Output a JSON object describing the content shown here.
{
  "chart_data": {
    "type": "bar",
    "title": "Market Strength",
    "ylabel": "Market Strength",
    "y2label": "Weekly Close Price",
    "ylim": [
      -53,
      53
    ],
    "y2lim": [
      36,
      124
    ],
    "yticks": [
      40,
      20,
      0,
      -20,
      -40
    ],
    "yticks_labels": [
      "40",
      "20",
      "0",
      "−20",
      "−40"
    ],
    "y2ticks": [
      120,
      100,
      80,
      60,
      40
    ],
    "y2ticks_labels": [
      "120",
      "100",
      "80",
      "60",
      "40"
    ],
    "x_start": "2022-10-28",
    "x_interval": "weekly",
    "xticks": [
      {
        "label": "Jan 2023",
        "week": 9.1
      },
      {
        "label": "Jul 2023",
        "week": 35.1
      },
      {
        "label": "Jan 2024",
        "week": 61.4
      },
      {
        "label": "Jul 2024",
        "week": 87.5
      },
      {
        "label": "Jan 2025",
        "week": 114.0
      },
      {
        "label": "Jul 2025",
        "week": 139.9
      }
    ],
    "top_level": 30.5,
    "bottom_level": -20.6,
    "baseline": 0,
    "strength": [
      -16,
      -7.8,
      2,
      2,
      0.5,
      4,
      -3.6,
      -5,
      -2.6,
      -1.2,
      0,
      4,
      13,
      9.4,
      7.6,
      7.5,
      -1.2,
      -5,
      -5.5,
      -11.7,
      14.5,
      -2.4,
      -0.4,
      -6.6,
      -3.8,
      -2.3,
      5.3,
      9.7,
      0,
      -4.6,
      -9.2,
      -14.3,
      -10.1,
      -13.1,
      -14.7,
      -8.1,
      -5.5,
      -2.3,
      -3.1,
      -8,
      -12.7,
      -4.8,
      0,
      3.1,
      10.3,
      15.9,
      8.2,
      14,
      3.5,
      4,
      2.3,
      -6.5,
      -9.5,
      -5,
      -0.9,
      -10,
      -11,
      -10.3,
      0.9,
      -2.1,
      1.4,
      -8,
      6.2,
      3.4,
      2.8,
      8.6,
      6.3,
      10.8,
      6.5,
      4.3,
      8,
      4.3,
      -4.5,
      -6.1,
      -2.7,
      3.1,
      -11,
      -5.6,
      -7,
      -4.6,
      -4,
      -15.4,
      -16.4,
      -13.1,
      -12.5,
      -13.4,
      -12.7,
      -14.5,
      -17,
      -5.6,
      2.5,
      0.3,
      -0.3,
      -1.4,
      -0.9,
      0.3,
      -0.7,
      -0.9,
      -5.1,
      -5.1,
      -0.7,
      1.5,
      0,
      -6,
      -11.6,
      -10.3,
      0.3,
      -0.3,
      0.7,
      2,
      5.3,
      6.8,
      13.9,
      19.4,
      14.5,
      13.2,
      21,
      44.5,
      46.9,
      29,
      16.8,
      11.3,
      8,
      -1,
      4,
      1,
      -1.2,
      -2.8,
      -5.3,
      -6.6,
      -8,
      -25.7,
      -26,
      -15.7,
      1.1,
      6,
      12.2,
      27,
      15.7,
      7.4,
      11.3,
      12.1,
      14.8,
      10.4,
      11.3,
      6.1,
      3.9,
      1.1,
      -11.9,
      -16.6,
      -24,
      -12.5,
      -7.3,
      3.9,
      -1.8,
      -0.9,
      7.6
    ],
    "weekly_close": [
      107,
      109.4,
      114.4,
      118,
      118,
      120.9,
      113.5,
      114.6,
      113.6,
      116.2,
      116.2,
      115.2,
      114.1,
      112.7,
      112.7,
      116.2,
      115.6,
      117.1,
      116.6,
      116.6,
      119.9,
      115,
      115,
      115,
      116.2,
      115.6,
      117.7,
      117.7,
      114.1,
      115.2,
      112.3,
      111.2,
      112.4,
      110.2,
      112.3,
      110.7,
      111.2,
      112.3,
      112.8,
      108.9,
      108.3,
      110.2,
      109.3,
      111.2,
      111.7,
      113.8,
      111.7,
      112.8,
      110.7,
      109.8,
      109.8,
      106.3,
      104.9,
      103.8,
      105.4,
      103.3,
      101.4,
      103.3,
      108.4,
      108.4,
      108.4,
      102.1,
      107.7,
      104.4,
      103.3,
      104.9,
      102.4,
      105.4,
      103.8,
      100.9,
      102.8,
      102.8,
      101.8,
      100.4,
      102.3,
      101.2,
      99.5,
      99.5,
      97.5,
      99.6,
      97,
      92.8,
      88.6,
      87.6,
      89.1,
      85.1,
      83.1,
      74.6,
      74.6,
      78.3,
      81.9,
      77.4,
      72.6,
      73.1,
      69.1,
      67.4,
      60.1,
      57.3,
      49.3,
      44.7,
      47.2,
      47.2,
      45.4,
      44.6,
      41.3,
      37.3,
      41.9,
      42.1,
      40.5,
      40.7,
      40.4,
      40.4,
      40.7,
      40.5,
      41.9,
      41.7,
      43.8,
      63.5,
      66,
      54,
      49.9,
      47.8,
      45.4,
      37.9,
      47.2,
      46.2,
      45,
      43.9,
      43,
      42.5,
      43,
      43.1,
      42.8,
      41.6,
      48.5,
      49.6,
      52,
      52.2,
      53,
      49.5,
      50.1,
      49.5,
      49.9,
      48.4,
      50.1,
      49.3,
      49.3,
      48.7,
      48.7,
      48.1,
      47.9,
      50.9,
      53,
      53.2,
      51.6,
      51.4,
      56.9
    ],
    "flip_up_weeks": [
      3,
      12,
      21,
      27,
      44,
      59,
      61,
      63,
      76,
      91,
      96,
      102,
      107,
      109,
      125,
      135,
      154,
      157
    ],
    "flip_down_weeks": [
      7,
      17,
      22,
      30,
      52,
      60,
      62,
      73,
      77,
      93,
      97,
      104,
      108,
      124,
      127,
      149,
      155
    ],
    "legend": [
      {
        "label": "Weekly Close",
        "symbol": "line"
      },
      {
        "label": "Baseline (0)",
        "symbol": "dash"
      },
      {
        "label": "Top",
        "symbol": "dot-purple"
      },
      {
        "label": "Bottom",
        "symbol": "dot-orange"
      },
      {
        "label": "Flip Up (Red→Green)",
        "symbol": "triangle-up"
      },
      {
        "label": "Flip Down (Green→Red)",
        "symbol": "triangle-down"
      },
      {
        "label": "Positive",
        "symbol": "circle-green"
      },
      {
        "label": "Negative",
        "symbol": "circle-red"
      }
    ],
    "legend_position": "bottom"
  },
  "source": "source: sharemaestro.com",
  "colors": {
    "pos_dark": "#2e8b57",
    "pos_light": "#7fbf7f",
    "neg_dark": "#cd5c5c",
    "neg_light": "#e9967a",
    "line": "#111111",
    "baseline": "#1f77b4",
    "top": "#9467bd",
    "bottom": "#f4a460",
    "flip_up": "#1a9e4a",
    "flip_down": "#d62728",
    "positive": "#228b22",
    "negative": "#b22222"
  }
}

• WHAT YOU ARE ASKED TO DO
Print all of the entries exactly as they appear.

• TASK RESPONSE
Output a JSON object describing the content shown here.
{
  "chart_data": {
    "type": "bar",
    "title": "Market Strength",
    "ylabel": "Market Strength",
    "y2label": "Weekly Close Price",
    "ylim": [
      -53,
      53
    ],
    "y2lim": [
      36,
      124
    ],
    "yticks": [
      40,
      20,
      0,
      -20,
      -40
    ],
    "yticks_labels": [
      "40",
      "20",
      "0",
      "−20",
      "−40"
    ],
    "y2ticks": [
      120,
      100,
      80,
      60,
      40
    ],
    "y2ticks_labels": [
      "120",
      "100",
      "80",
      "60",
      "40"
    ],
    "x_start": "2022-10-28",
    "x_interval": "weekly",
    "xticks": [
      {
        "label": "Jan 2023",
        "week": 9.1
      },
      {
        "label": "Jul 2023",
        "week": 35.1
      },
      {
        "label": "Jan 2024",
        "week": 61.4
      },
      {
        "label": "Jul 2024",
        "week": 87.5
      },
      {
        "label": "Jan 2025",
        "week": 114.0
      },
      {
        "label": "Jul 2025",
        "week": 139.9
      }
    ],
    "top_level": 30.5,
    "bottom_level": -20.6,
    "baseline": 0,
    "strength": [
      -16,
      -7.8,
      2,
      2,
      0.5,
      4,
      -3.6,
      -5,
      -2.6,
      -1.2,
      0,
      4,
      13,
      9.4,
      7.6,
      7.5,
      -1.2,
      -5,
      -5.5,
      -11.7,
      14.5,
      -2.4,
      -0.4,
      -6.6,
      -3.8,
      -2.3,
      5.3,
      9.7,
      0,
      -4.6,
      -9.2,
      -14.3,
      -10.1,
      -13.1,
      -14.7,
      -8.1,
      -5.5,
      -2.3,
      -3.1,
      -8,
      -12.7,
      -4.8,
      0,
      3.1,
      10.3,
      15.9,
      8.2,
      14,
      3.5,
      4,
      2.3,
      -6.5,
      -9.5,
      -5,
      -0.9,
      -10,
      -11,
      -10.3,
      0.9,
      -2.1,
      1.4,
      -8,
      6.2,
      3.4,
      2.8,
      8.6,
      6.3,
      10.8,
      6.5,
      4.3,
      8,
      4.3,
      -4.5,
      -6.1,
      -2.7,
      3.1,
      -11,
      -5.6,
      -7,
      -4.6,
      -4,
      -15.4,
      -16.4,
      -13.1,
      -12.5,
      -13.4,
      -12.7,
      -14.5,
      -17,
      -5.6,
      2.5,
      0.3,
      -0.3,
      -1.4,
      -0.9,
      0.3,
      -0.7,
      -0.9,
      -5.1,
      -5.1,
      -0.7,
      1.5,
      0,
      -6,
      -11.6,
      -10.3,
      0.3,
      -0.3,
      0.7,
      2,
      5.3,
      6.8,
      13.9,
      19.4,
      14.5,
      13.2,
      21,
      44.5,
      46.9,
      29,
      16.8,
      11.3,
      8,
      -1,
      4,
      1,
      -1.2,
      -2.8,
      -5.3,
      -6.6,
      -8,
      -25.7,
      -26,
      -15.7,
      1.1,
      6,
      12.2,
      27,
      15.7,
      7.4,
      11.3,
      12.1,
      14.8,
      10.4,
      11.3,
      6.1,
      3.9,
      1.1,
      -11.9,
      -16.6,
      -24,
      -12.5,
      -7.3,
      3.9,
      -1.8,
      -0.9,
      7.6
    ],
    "weekly_close": [
      107,
      109.4,
      114.4,
      118,
      118,
      120.9,
      113.5,
      114.6,
      113.6,
      116.2,
      116.2,
      115.2,
      114.1,
      112.7,
      112.7,
      116.2,
      115.6,
      117.1,
      116.6,
      116.6,
      119.9,
      115,
      115,
      115,
      116.2,
      115.6,
      117.7,
      117.7,
      114.1,
      115.2,
      112.3,
      111.2,
      112.4,
      110.2,
      112.3,
      110.7,
      111.2,
      112.3,
      112.8,
      108.9,
      108.3,
      110.2,
      109.3,
      111.2,
      111.7,
      113.8,
      111.7,
      112.8,
      110.7,
      109.8,
      109.8,
      106.3,
      104.9,
      103.8,
      105.4,
      103.3,
      101.4,
      103.3,
      108.4,
      108.4,
      108.4,
      102.1,
      107.7,
      104.4,
      103.3,
      104.9,
      102.4,
      105.4,
      103.8,
      100.9,
      102.8,
      102.8,
      101.8,
      100.4,
      102.3,
      101.2,
      99.5,
      99.5,
      97.5,
      99.6,
      97,
      92.8,
      88.6,
      87.6,
      89.1,
      85.1,
      83.1,
      74.6,
      74.6,
      78.3,
      81.9,
      77.4,
      72.6,
      73.1,
      69.1,
      67.4,
      60.1,
      57.3,
      49.3,
      44.7,
      47.2,
      47.2,
      45.4,
      44.6,
      41.3,
      37.3,
      41.9,
      42.1,
      40.5,
      40.7,
      40.4,
      40.4,
      40.7,
      40.5,
      41.9,
      41.7,
      43.8,
      63.5,
      66,
      54,
      49.9,
      47.8,
      45.4,
      37.9,
      47.2,
      46.2,
      45,
      43.9,
      43,
      42.5,
      43,
      43.1,
      42.8,
      41.6,
      48.5,
      49.6,
      52,
      52.2,
      53,
      49.5,
      50.1,
      49.5,
      49.9,
      48.4,
      50.1,
      49.3,
      49.3,
      48.7,
      48.7,
      48.1,
      47.9,
      50.9,
      53,
      53.2,
      51.6,
      51.4,
      56.9
    ],
    "flip_up_weeks": [
      3,
      12,
      21,
      27,
      44,
      59,
      61,
      63,
      76,
      91,
      96,
      102,
      107,
      109,
      125,
      135,
      154,
      157
    ],
    "flip_down_weeks": [
      7,
      17,
      22,
      30,
      52,
      60,
      62,
      73,
      77,
      93,
      97,
      104,
      108,
      124,
      127,
      149,
      155
    ],
    "legend": [
      {
        "label": "Weekly Close",
        "symbol": "line"
      },
      {
        "label": "Baseline (0)",
        "symbol": "dash"
      },
      {
        "label": "Top",
        "symbol": "dot-purple"
      },
      {
        "label": "Bottom",
        "symbol": "dot-orange"
      },
      {
        "label": "Flip Up (Red→Green)",
        "symbol": "triangle-up"
      },
      {
        "label": "Flip Down (Green→Red)",
        "symbol": "triangle-down"
      },
      {
        "label": "Positive",
        "symbol": "circle-green"
      },
      {
        "label": "Negative",
        "symbol": "circle-red"
      }
    ],
    "legend_position": "bottom"
  },
  "source": "source: sharemaestro.com",
  "colors": {
    "pos_dark": "#2e8b57",
    "pos_light": "#7fbf7f",
    "neg_dark": "#cd5c5c",
    "neg_light": "#e9967a",
    "line": "#111111",
    "baseline": "#1f77b4",
    "top": "#9467bd",
    "bottom": "#f4a460",
    "flip_up": "#1a9e4a",
    "flip_down": "#d62728",
    "positive": "#228b22",
    "negative": "#b22222"
  }
}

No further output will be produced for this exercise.